Le podcast au service d’un journalisme narratif

Frédéric Antoine propose d’étudier la radio comme un « dispositif sonore », ce qui implique selon lui de « décrire l’infrastructure du travail dans une radio, infrastructure matérielle et conversationnelle, et à montrer comment cette infrastructure prédéfinit des places pour chacun des participants, émetteur comme récepteur » (2016 : 83). En déplaçant ses analyses de la radio vers le podcast natif, nous avons relevé la thématique la plus présente dans le corpus – à savoir la réforme des retraites et les mouvements sociaux la contestant16 – et codé les 17 épisodes, en prêtant une attention à la structure des épisodes (séquences repérables, présence d’archives et/ou de musique, etc.), aux conditions d’énonciation (modes d’adresse du journaliste aux invités et aux auditeurs, présence de déictiques temporels, etc.). Ce codage a permis de mettre au jour un processus central dans le podcast comme dispositif sonore : celui d’une mise en récit de l’actualité.

La narration comme plus-value : un argument récurrent pour les producteurs
de podcasts d’actualité

En témoigne en premier lieu la prégnance du lexique de la narration et du récit dans les résumés des podcasts (accessibles sur le site du producteur et les plateformes d’écoute) : « L’actualité racontée simplement » [La Story] ; « Des histoires dans l’actualité racontées » [Code Source] ; « Céline Kallmann vous raconte une histoire » [Le Titre à la une] ; « Nous racontons les grandes et petites histoires du monde » [Sur le fil]. On comprend donc que ces podcasts se réclament clairement d’un journalisme narratif tel que défini par Gilles Bastin, c’est-à-dire un journalisme qui « s’appuie sur des techniques éprouvées du récit de fiction (construction par scènes, importance des personnages, présence sensible d’un narrateur, etc.), pour enrichir le reportage journalistique » (2018). Cette orientation vers le journalisme narratif s’explique en premier lieu par la référence faite aux podcasts américains : le « Daily Code Source » d’Adam Curry, « This American Life » d’Ira Glass (principalement basé sur des témoignages et des histoires de vie), « Serial » de Sarah Koening (podcast d’investigation, chaque saison étant une enquête au long cours en plusieurs épisodes), et surtout le « Daily » du New York Times (animé par Michael Barbaro et Sabrina Tavernise), lancé en 2017 et cumulant désormais plus de 2 millions d’écoutes et érigé au rang de parangon du podcast d’actualité. En effet, dans leurs études respectives sur le sujet, Newman et Gallo (2019 : 5) tout comme Duriez (2020 : 3) font état du systématisme de cette évocation dans les discours des producteurs, et ce aussi bien aux États-Unis qu’en France. Même constat dans les entretiens que nous avons menés : « Pour nous, The Daily, ça a été une grosse référence17 » ; « On ne le copie pas, mais on s’est beaucoup inspiré au début du Daily. […] C’était le Daily à la française quoi18 » ; « L’idée, c’était de faire l’équivalent du Daily du New York Times. […], d’être le “Daily” français19. »
----
● **Énoncés des exercices**:
(A) Relevez, dans l'extrait, les noms des podcasts dont le résumé est cité pour illustrer le lexique de la narration et du récit.
(B) Énumérez toutes les lignes du listing contenant la chaîne « reorder », en tenant compte de la casse.
L'extrait et le listing proviennent de sources distinctes.
----
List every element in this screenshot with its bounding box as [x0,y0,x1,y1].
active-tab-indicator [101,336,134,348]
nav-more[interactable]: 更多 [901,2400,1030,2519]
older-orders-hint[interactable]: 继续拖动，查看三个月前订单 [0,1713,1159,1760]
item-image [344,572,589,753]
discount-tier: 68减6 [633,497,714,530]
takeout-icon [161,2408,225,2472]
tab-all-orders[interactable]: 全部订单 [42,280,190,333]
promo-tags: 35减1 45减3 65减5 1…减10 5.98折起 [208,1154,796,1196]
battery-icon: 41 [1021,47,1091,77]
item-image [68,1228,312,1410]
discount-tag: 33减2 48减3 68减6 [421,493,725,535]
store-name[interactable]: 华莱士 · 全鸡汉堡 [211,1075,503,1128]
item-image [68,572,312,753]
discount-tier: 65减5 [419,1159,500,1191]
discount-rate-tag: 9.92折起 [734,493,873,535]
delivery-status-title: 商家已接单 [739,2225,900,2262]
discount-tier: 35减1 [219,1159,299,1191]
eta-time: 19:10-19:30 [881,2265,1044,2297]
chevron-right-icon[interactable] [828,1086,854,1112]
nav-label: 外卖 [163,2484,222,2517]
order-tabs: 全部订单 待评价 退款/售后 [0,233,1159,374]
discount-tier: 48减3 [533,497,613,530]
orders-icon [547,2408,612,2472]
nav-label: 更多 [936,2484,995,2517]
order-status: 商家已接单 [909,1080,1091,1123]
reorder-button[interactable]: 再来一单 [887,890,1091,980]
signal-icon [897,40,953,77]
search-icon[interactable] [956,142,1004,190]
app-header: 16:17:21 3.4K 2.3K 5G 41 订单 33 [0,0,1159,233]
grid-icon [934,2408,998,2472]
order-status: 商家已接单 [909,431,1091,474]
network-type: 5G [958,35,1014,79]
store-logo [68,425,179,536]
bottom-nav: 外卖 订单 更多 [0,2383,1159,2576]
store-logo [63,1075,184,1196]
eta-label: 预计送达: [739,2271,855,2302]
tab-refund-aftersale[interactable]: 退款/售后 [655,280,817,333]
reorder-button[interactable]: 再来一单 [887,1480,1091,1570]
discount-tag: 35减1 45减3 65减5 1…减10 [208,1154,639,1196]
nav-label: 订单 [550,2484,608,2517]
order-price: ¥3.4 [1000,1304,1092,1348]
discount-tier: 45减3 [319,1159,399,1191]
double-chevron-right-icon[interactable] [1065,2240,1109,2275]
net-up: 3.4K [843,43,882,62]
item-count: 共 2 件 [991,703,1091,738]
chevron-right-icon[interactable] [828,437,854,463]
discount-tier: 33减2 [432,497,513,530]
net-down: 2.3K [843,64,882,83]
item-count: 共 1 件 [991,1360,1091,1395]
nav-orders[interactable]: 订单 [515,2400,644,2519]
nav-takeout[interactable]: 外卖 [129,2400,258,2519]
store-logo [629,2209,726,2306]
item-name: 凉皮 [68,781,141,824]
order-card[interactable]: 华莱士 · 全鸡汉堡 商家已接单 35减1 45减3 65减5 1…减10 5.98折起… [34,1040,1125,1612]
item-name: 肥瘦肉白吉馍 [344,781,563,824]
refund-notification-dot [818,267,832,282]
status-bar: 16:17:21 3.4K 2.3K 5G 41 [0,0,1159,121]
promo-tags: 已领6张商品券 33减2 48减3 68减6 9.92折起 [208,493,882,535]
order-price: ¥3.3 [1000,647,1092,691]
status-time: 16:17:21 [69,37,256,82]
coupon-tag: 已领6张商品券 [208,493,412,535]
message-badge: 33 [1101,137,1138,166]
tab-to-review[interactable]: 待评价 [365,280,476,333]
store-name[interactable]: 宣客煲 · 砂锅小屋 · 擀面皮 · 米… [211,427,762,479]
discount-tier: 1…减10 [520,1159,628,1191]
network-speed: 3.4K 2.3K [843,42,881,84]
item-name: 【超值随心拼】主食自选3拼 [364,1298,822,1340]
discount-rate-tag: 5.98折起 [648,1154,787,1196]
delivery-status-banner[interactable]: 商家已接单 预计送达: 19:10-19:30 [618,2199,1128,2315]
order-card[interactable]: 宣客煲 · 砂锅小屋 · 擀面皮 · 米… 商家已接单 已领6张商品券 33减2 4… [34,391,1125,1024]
----
● **Corrigé**:
(A)
- La Story
- Code Source
- Le Titre à la une
- Sur le fil

(B)
reorder-button[interactable]: 再来一单 [887,890,1091,980]
reorder-button[interactable]: 再来一单 [887,1480,1091,1570]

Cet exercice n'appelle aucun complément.